>> start

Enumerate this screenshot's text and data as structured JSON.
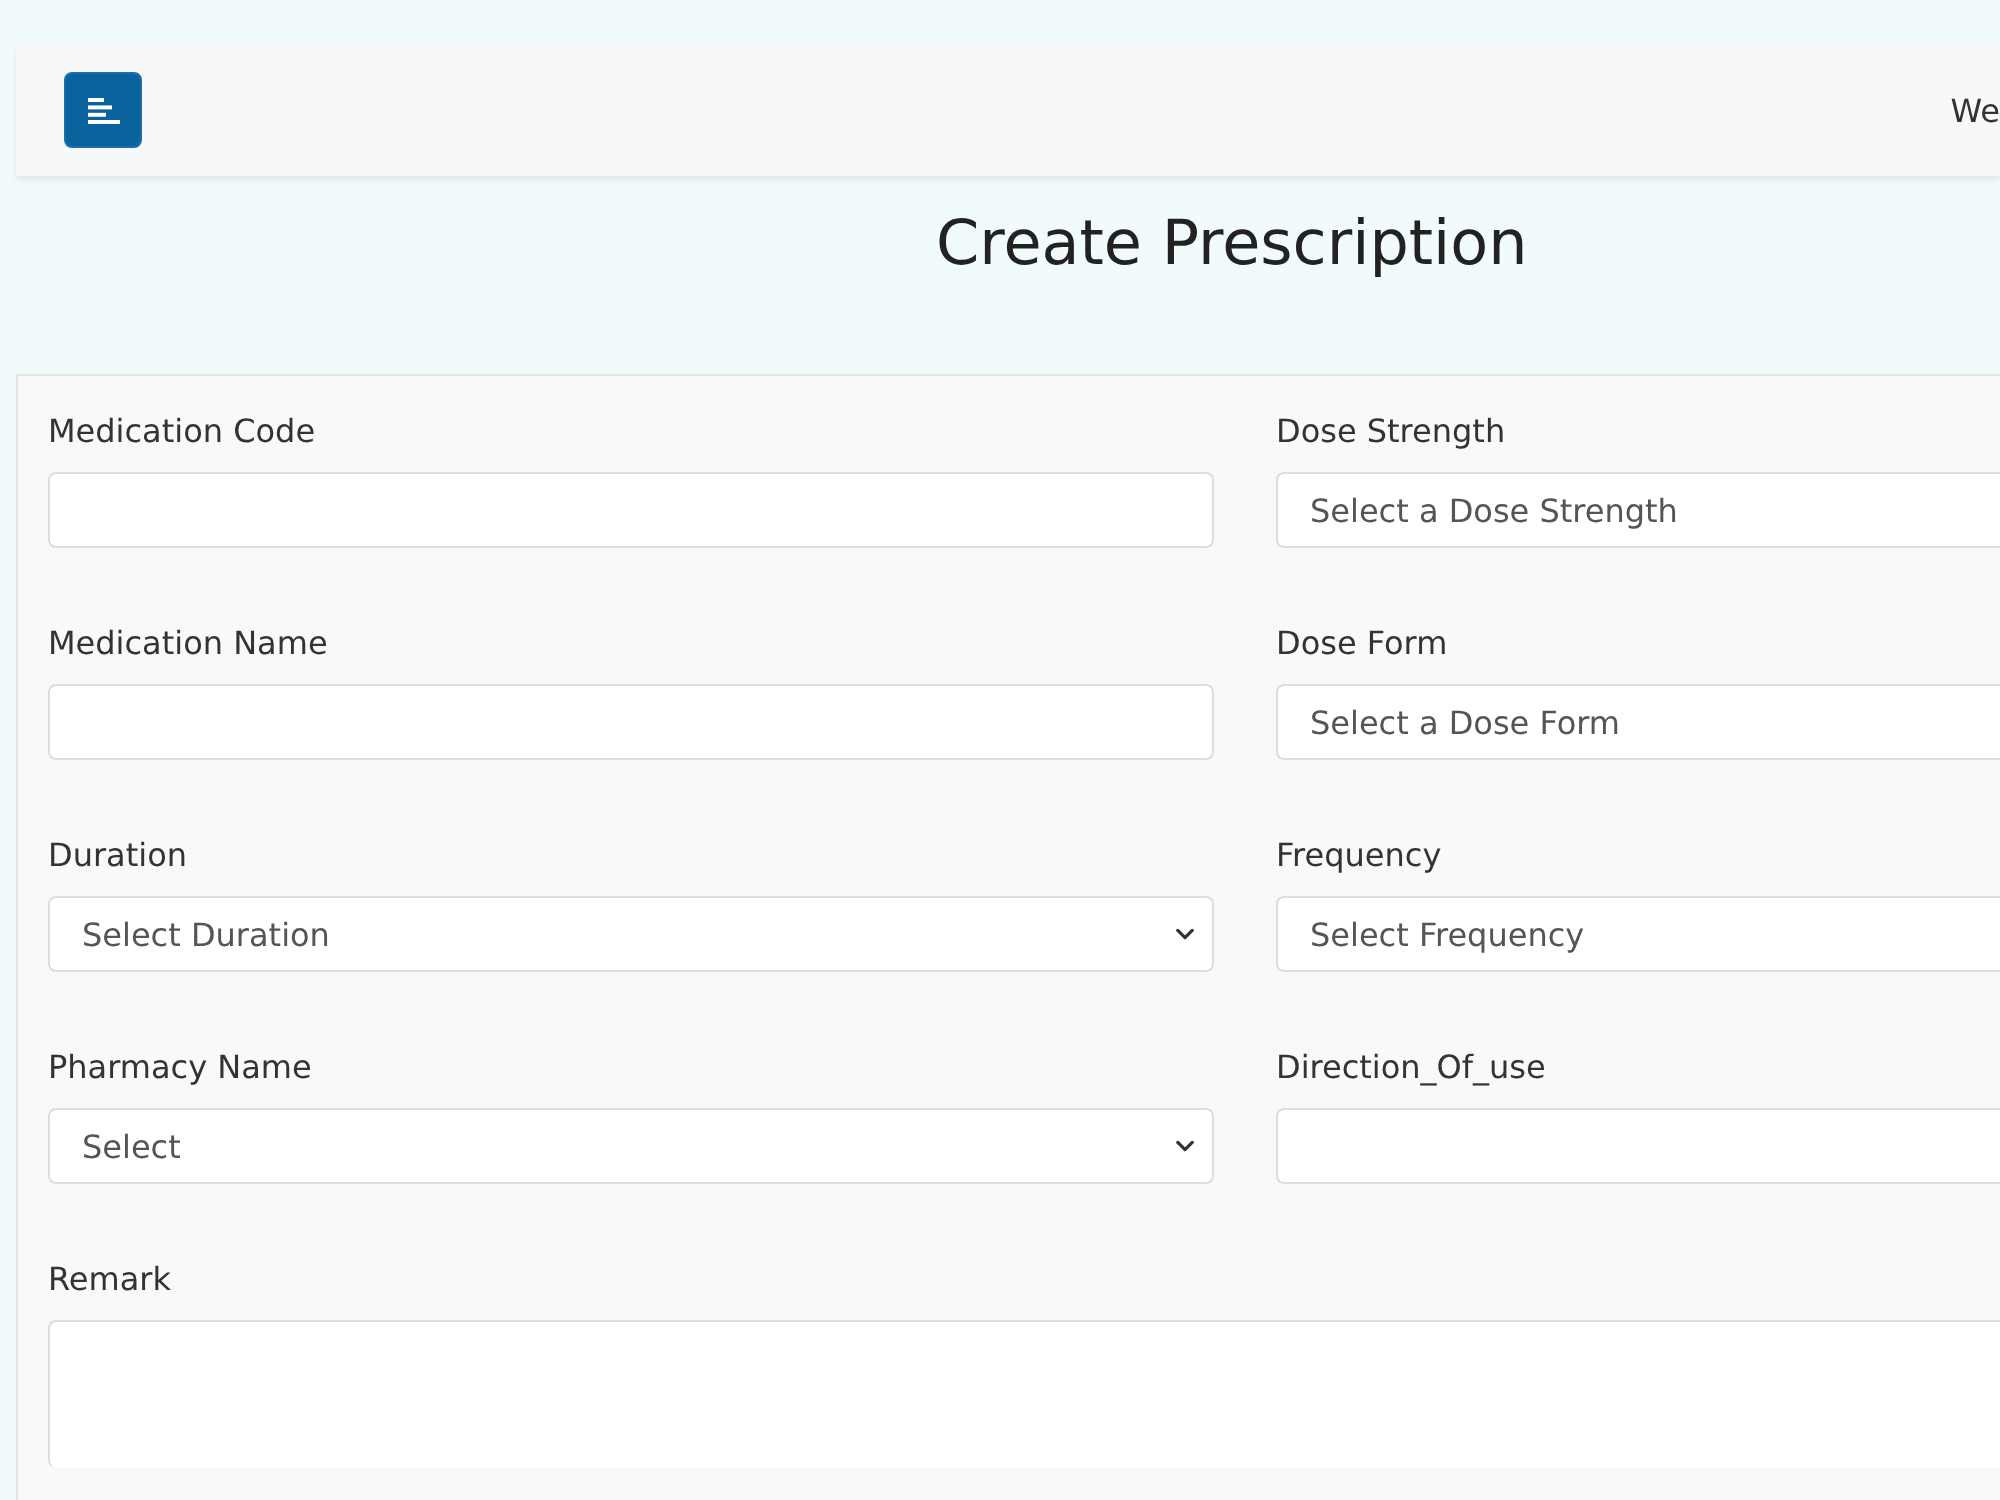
{
  "header": {
    "greeting": "We"
  },
  "title": "Create Prescription",
  "fields": [
    {
      "label": "Medication Code",
      "kind": "input"
    },
    {
      "label": "Dose Strength",
      "kind": "select",
      "placeholder": "Select a Dose Strength",
      "arrow": false
    },
    {
      "label": "Medication Name",
      "kind": "input"
    },
    {
      "label": "Dose Form",
      "kind": "select",
      "placeholder": "Select a Dose Form",
      "arrow": false
    },
    {
      "label": "Duration",
      "kind": "select",
      "placeholder": "Select Duration",
      "arrow": true
    },
    {
      "label": "Frequency",
      "kind": "select",
      "placeholder": "Select Frequency",
      "arrow": false
    },
    {
      "label": "Pharmacy Name",
      "kind": "select",
      "placeholder": "Select",
      "arrow": true
    },
    {
      "label": "Direction_Of_use",
      "kind": "input"
    },
    {
      "label": "Remark",
      "kind": "textarea"
    }
  ]
}
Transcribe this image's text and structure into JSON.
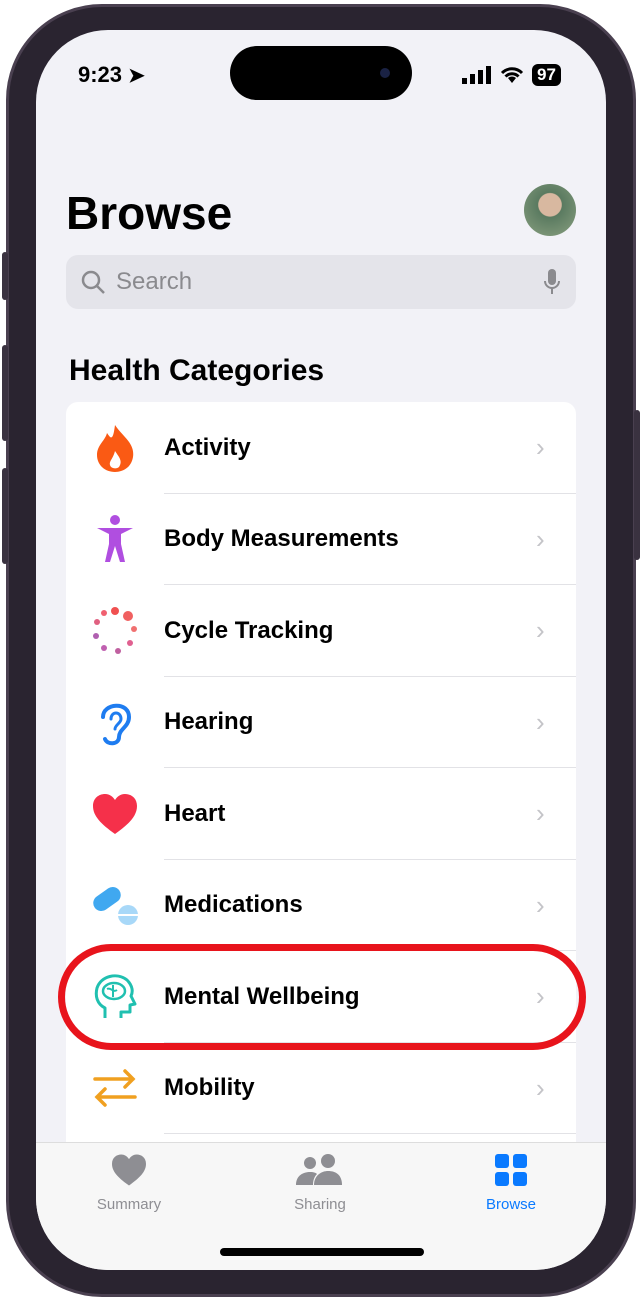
{
  "status_bar": {
    "time": "9:23",
    "battery": "97"
  },
  "header": {
    "title": "Browse"
  },
  "search": {
    "placeholder": "Search"
  },
  "section_title": "Health Categories",
  "categories": [
    {
      "label": "Activity",
      "icon": "flame-icon",
      "color": "#fa5a14"
    },
    {
      "label": "Body Measurements",
      "icon": "person-figure-icon",
      "color": "#b04ee0"
    },
    {
      "label": "Cycle Tracking",
      "icon": "cycle-dots-icon",
      "color": "#f06070"
    },
    {
      "label": "Hearing",
      "icon": "ear-icon",
      "color": "#1e7cf0"
    },
    {
      "label": "Heart",
      "icon": "heart-icon",
      "color": "#f5304a"
    },
    {
      "label": "Medications",
      "icon": "pills-icon",
      "color": "#40a8f0"
    },
    {
      "label": "Mental Wellbeing",
      "icon": "head-brain-icon",
      "color": "#20c0b0"
    },
    {
      "label": "Mobility",
      "icon": "arrows-icon",
      "color": "#f0a020"
    }
  ],
  "highlight": {
    "target": "Mental Wellbeing",
    "color": "#e8141c"
  },
  "tabs": [
    {
      "label": "Summary",
      "icon": "heart-icon",
      "active": false
    },
    {
      "label": "Sharing",
      "icon": "people-icon",
      "active": false
    },
    {
      "label": "Browse",
      "icon": "grid-icon",
      "active": true
    }
  ],
  "accent": "#0a7aff"
}
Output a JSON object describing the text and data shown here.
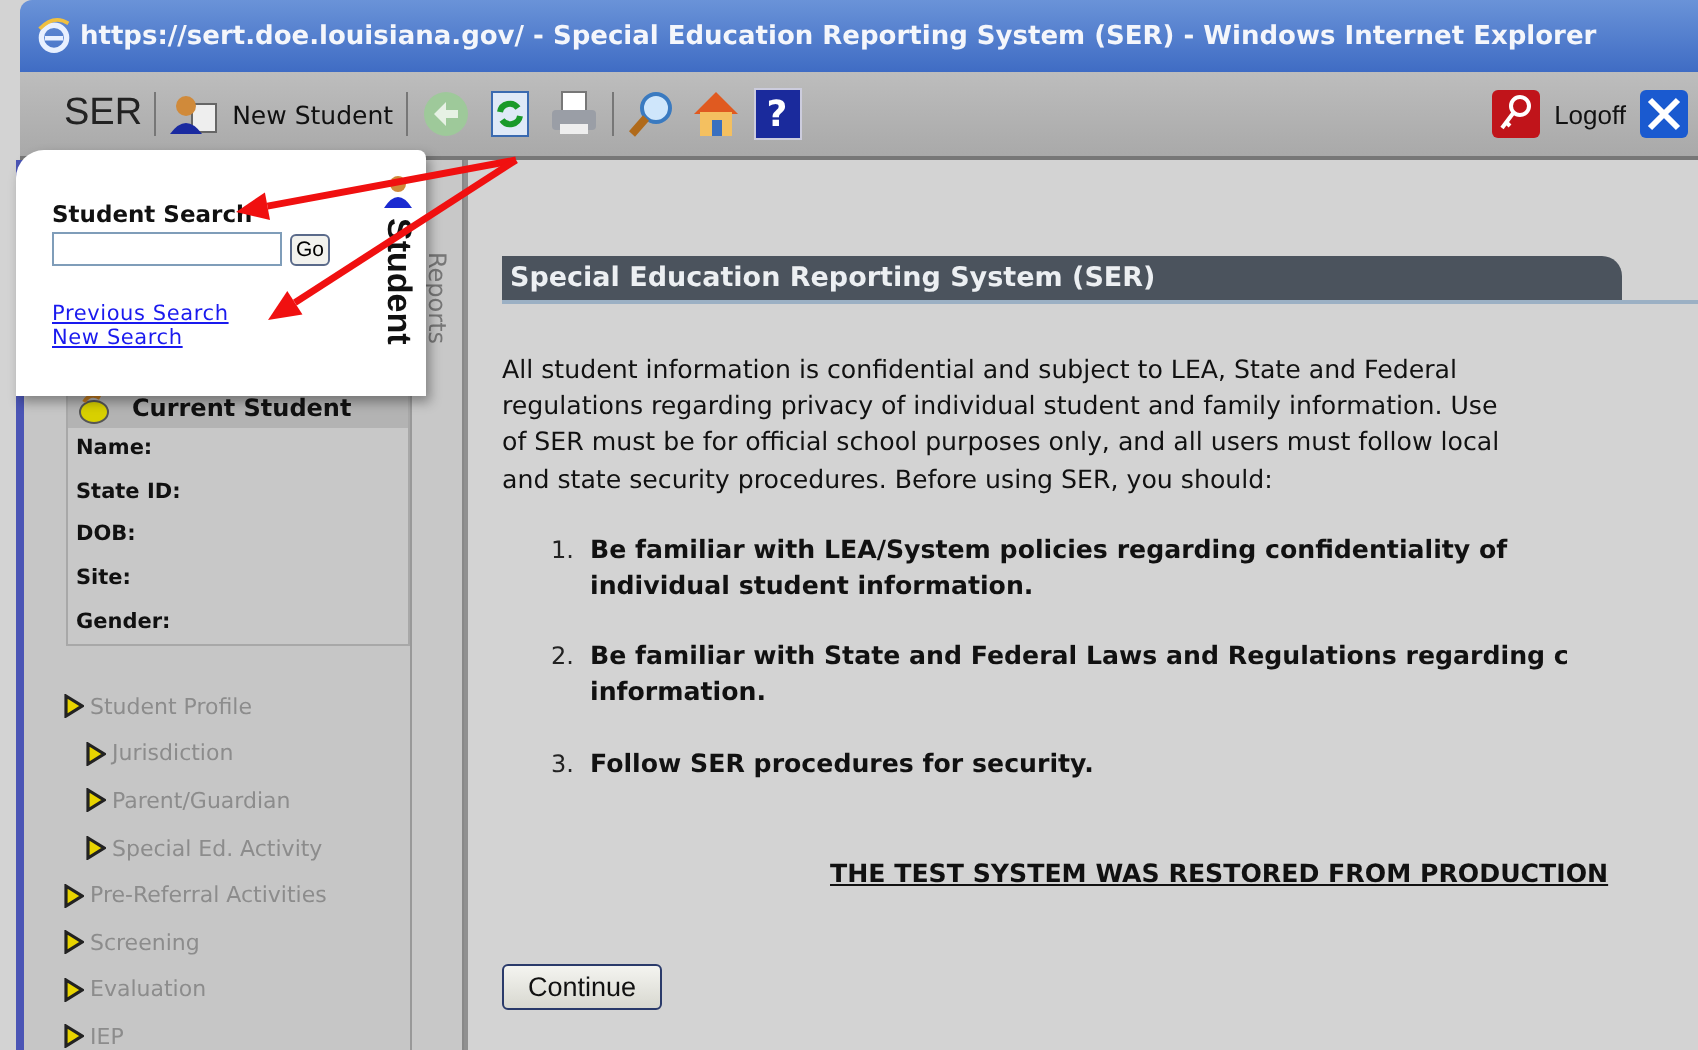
{
  "window": {
    "title": "https://sert.doe.louisiana.gov/ - Special Education Reporting System (SER) - Windows Internet Explorer"
  },
  "toolbar": {
    "logo": "SER",
    "new_student": "New Student",
    "help": "?",
    "logoff": "Logoff"
  },
  "search_flyout": {
    "title": "Student Search",
    "go": "Go",
    "links": [
      "Previous Search",
      "New Search"
    ],
    "tab": "Student"
  },
  "side_tab": "Reports",
  "current_student": {
    "title": "Current Student",
    "fields": [
      "Name:",
      "State ID:",
      "DOB:",
      "Site:",
      "Gender:"
    ]
  },
  "nav": [
    {
      "label": "Student Profile",
      "disabled": true,
      "children": [
        {
          "label": "Jurisdiction",
          "disabled": true
        },
        {
          "label": "Parent/Guardian",
          "disabled": true
        },
        {
          "label": "Special Ed. Activity",
          "disabled": true
        }
      ]
    },
    {
      "label": "Pre-Referral Activities",
      "disabled": true
    },
    {
      "label": "Screening",
      "disabled": true
    },
    {
      "label": "Evaluation",
      "disabled": true
    },
    {
      "label": "IEP",
      "disabled": true
    }
  ],
  "content": {
    "heading": "Special Education Reporting System (SER)",
    "intro_lines": [
      "All student information is confidential and subject to LEA, State and Federal",
      "regulations regarding privacy of individual student and family information. Use",
      "of SER must be for official school purposes only, and all users must follow local",
      "and state security procedures. Before using SER, you should:"
    ],
    "steps": [
      {
        "number": "1.",
        "lines": [
          "Be familiar with LEA/System policies regarding confidentiality of",
          "individual student information."
        ]
      },
      {
        "number": "2.",
        "lines": [
          "Be familiar with State and Federal Laws and Regulations regarding c",
          "information."
        ]
      },
      {
        "number": "3.",
        "lines": [
          "Follow SER procedures for security."
        ]
      }
    ],
    "notice": "THE TEST SYSTEM WAS RESTORED FROM PRODUCTION",
    "continue": "Continue"
  }
}
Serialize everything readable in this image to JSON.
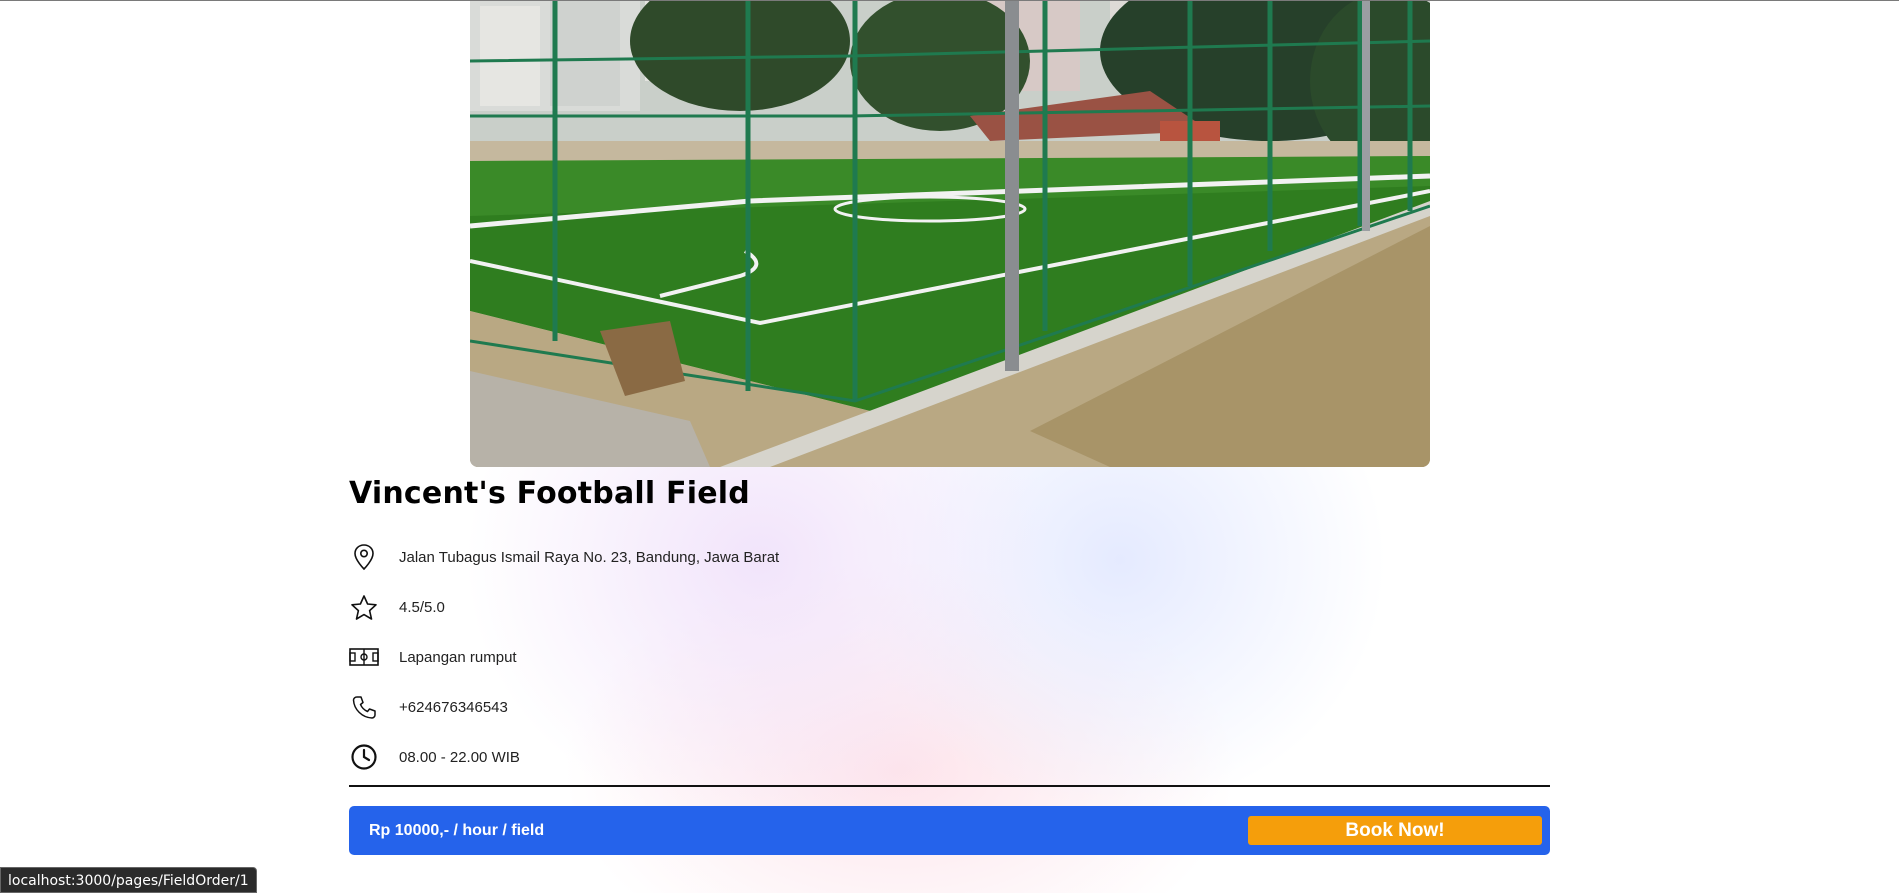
{
  "field": {
    "name": "Vincent's Football Field",
    "image_icon": "football-field-photo"
  },
  "details": {
    "address": "Jalan Tubagus Ismail Raya No. 23, Bandung, Jawa Barat",
    "rating": "4.5/5.0",
    "field_type": "Lapangan rumput",
    "phone": "+624676346543",
    "hours": "08.00 - 22.00 WIB"
  },
  "icons": {
    "address": "map-pin-icon",
    "rating": "star-icon",
    "field_type": "field-icon",
    "phone": "phone-icon",
    "hours": "clock-icon"
  },
  "booking": {
    "price_label": "Rp 10000,- / hour / field",
    "button_label": "Book Now!"
  },
  "status_bar": {
    "url": "localhost:3000/pages/FieldOrder/1"
  },
  "colors": {
    "primary": "#2563eb",
    "accent": "#f59e0b",
    "turf": "#2f7d1f",
    "fence": "#1f7a4f"
  }
}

>> end

Copy all lines from the material that include "Frequency".

● **Written answer**:
      "label": "Frequency",
      "placeholder": "Select Frequency",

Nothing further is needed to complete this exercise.